Each line below is to be written out in full, exactly as shown.

** Start Record list **

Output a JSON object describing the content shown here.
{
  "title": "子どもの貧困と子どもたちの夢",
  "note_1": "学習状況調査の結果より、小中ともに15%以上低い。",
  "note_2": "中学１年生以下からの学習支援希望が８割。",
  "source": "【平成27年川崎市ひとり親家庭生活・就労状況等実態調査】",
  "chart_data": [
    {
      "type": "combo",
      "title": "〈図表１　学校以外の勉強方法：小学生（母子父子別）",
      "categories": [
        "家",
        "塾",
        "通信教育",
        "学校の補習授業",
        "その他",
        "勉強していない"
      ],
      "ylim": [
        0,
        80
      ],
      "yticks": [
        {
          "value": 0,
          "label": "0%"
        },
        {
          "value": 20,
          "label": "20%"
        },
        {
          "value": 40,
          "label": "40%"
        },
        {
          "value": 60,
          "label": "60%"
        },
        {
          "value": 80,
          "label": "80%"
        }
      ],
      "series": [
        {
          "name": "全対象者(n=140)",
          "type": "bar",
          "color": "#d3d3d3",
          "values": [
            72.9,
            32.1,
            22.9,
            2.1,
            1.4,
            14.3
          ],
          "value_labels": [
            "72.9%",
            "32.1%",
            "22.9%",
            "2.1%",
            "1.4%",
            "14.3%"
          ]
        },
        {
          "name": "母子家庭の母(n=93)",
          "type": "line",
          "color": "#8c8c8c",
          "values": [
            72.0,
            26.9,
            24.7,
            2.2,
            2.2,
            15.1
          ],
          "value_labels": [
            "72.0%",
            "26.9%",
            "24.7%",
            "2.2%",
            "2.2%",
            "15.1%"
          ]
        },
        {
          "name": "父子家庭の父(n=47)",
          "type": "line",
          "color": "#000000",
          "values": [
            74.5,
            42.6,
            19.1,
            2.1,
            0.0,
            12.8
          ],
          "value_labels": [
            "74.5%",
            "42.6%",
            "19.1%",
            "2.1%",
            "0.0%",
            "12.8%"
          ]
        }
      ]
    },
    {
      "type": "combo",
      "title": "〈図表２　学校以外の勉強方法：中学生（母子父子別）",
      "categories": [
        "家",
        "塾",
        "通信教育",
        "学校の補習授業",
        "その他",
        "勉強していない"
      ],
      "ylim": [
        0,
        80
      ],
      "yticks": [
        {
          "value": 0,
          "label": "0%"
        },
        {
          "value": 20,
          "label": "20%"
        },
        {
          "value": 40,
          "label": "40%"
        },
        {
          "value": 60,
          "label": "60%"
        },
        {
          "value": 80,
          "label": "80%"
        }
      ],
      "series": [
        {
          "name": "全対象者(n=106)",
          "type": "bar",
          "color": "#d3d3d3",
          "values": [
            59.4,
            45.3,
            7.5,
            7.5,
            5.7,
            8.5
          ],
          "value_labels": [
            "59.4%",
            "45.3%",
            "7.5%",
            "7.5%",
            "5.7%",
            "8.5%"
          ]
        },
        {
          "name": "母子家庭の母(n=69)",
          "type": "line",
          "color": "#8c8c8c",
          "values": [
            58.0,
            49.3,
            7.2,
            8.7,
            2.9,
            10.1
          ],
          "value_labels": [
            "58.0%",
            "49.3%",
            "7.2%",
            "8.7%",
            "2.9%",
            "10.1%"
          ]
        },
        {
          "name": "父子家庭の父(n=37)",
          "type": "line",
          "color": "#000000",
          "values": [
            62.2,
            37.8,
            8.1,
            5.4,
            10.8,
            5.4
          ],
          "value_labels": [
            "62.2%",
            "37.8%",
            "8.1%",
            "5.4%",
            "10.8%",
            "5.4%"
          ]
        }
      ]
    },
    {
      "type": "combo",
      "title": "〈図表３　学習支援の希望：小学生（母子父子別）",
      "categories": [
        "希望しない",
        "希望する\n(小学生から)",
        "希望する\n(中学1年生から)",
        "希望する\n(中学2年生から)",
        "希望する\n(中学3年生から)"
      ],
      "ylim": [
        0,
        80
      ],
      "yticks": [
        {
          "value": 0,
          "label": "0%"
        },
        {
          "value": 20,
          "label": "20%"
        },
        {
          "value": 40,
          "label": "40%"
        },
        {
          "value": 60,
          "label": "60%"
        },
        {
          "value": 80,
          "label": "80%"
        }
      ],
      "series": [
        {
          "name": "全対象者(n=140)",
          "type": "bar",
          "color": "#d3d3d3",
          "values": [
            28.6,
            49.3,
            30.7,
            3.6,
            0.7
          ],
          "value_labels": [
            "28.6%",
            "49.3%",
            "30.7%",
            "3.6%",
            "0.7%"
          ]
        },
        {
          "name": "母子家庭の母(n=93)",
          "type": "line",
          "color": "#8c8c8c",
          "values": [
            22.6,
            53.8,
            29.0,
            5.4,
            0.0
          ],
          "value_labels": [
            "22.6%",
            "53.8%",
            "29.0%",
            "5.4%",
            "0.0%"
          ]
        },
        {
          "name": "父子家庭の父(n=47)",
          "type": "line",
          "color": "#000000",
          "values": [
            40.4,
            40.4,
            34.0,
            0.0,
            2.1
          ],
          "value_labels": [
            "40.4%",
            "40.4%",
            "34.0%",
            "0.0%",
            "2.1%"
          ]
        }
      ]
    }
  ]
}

** End Record list **

▸ **Completed task**:
Output a JSON object describing the content shown here.
{
  "title": "子どもの貧困と子どもたちの夢",
  "note_1": "学習状況調査の結果より、小中ともに15%以上低い。",
  "note_2": "中学１年生以下からの学習支援希望が８割。",
  "source": "【平成27年川崎市ひとり親家庭生活・就労状況等実態調査】",
  "chart_data": [
    {
      "type": "combo",
      "title": "〈図表１　学校以外の勉強方法：小学生（母子父子別）",
      "categories": [
        "家",
        "塾",
        "通信教育",
        "学校の補習授業",
        "その他",
        "勉強していない"
      ],
      "ylim": [
        0,
        80
      ],
      "yticks": [
        {
          "value": 0,
          "label": "0%"
        },
        {
          "value": 20,
          "label": "20%"
        },
        {
          "value": 40,
          "label": "40%"
        },
        {
          "value": 60,
          "label": "60%"
        },
        {
          "value": 80,
          "label": "80%"
        }
      ],
      "series": [
        {
          "name": "全対象者(n=140)",
          "type": "bar",
          "color": "#d3d3d3",
          "values": [
            72.9,
            32.1,
            22.9,
            2.1,
            1.4,
            14.3
          ],
          "value_labels": [
            "72.9%",
            "32.1%",
            "22.9%",
            "2.1%",
            "1.4%",
            "14.3%"
          ]
        },
        {
          "name": "母子家庭の母(n=93)",
          "type": "line",
          "color": "#8c8c8c",
          "values": [
            72.0,
            26.9,
            24.7,
            2.2,
            2.2,
            15.1
          ],
          "value_labels": [
            "72.0%",
            "26.9%",
            "24.7%",
            "2.2%",
            "2.2%",
            "15.1%"
          ]
        },
        {
          "name": "父子家庭の父(n=47)",
          "type": "line",
          "color": "#000000",
          "values": [
            74.5,
            42.6,
            19.1,
            2.1,
            0.0,
            12.8
          ],
          "value_labels": [
            "74.5%",
            "42.6%",
            "19.1%",
            "2.1%",
            "0.0%",
            "12.8%"
          ]
        }
      ]
    },
    {
      "type": "combo",
      "title": "〈図表２　学校以外の勉強方法：中学生（母子父子別）",
      "categories": [
        "家",
        "塾",
        "通信教育",
        "学校の補習授業",
        "その他",
        "勉強していない"
      ],
      "ylim": [
        0,
        80
      ],
      "yticks": [
        {
          "value": 0,
          "label": "0%"
        },
        {
          "value": 20,
          "label": "20%"
        },
        {
          "value": 40,
          "label": "40%"
        },
        {
          "value": 60,
          "label": "60%"
        },
        {
          "value": 80,
          "label": "80%"
        }
      ],
      "series": [
        {
          "name": "全対象者(n=106)",
          "type": "bar",
          "color": "#d3d3d3",
          "values": [
            59.4,
            45.3,
            7.5,
            7.5,
            5.7,
            8.5
          ],
          "value_labels": [
            "59.4%",
            "45.3%",
            "7.5%",
            "7.5%",
            "5.7%",
            "8.5%"
          ]
        },
        {
          "name": "母子家庭の母(n=69)",
          "type": "line",
          "color": "#8c8c8c",
          "values": [
            58.0,
            49.3,
            7.2,
            8.7,
            2.9,
            10.1
          ],
          "value_labels": [
            "58.0%",
            "49.3%",
            "7.2%",
            "8.7%",
            "2.9%",
            "10.1%"
          ]
        },
        {
          "name": "父子家庭の父(n=37)",
          "type": "line",
          "color": "#000000",
          "values": [
            62.2,
            37.8,
            8.1,
            5.4,
            10.8,
            5.4
          ],
          "value_labels": [
            "62.2%",
            "37.8%",
            "8.1%",
            "5.4%",
            "10.8%",
            "5.4%"
          ]
        }
      ]
    },
    {
      "type": "combo",
      "title": "〈図表３　学習支援の希望：小学生（母子父子別）",
      "categories": [
        "希望しない",
        "希望する\n(小学生から)",
        "希望する\n(中学1年生から)",
        "希望する\n(中学2年生から)",
        "希望する\n(中学3年生から)"
      ],
      "ylim": [
        0,
        80
      ],
      "yticks": [
        {
          "value": 0,
          "label": "0%"
        },
        {
          "value": 20,
          "label": "20%"
        },
        {
          "value": 40,
          "label": "40%"
        },
        {
          "value": 60,
          "label": "60%"
        },
        {
          "value": 80,
          "label": "80%"
        }
      ],
      "series": [
        {
          "name": "全対象者(n=140)",
          "type": "bar",
          "color": "#d3d3d3",
          "values": [
            28.6,
            49.3,
            30.7,
            3.6,
            0.7
          ],
          "value_labels": [
            "28.6%",
            "49.3%",
            "30.7%",
            "3.6%",
            "0.7%"
          ]
        },
        {
          "name": "母子家庭の母(n=93)",
          "type": "line",
          "color": "#8c8c8c",
          "values": [
            22.6,
            53.8,
            29.0,
            5.4,
            0.0
          ],
          "value_labels": [
            "22.6%",
            "53.8%",
            "29.0%",
            "5.4%",
            "0.0%"
          ]
        },
        {
          "name": "父子家庭の父(n=47)",
          "type": "line",
          "color": "#000000",
          "values": [
            40.4,
            40.4,
            34.0,
            0.0,
            2.1
          ],
          "value_labels": [
            "40.4%",
            "40.4%",
            "34.0%",
            "0.0%",
            "2.1%"
          ]
        }
      ]
    }
  ]
}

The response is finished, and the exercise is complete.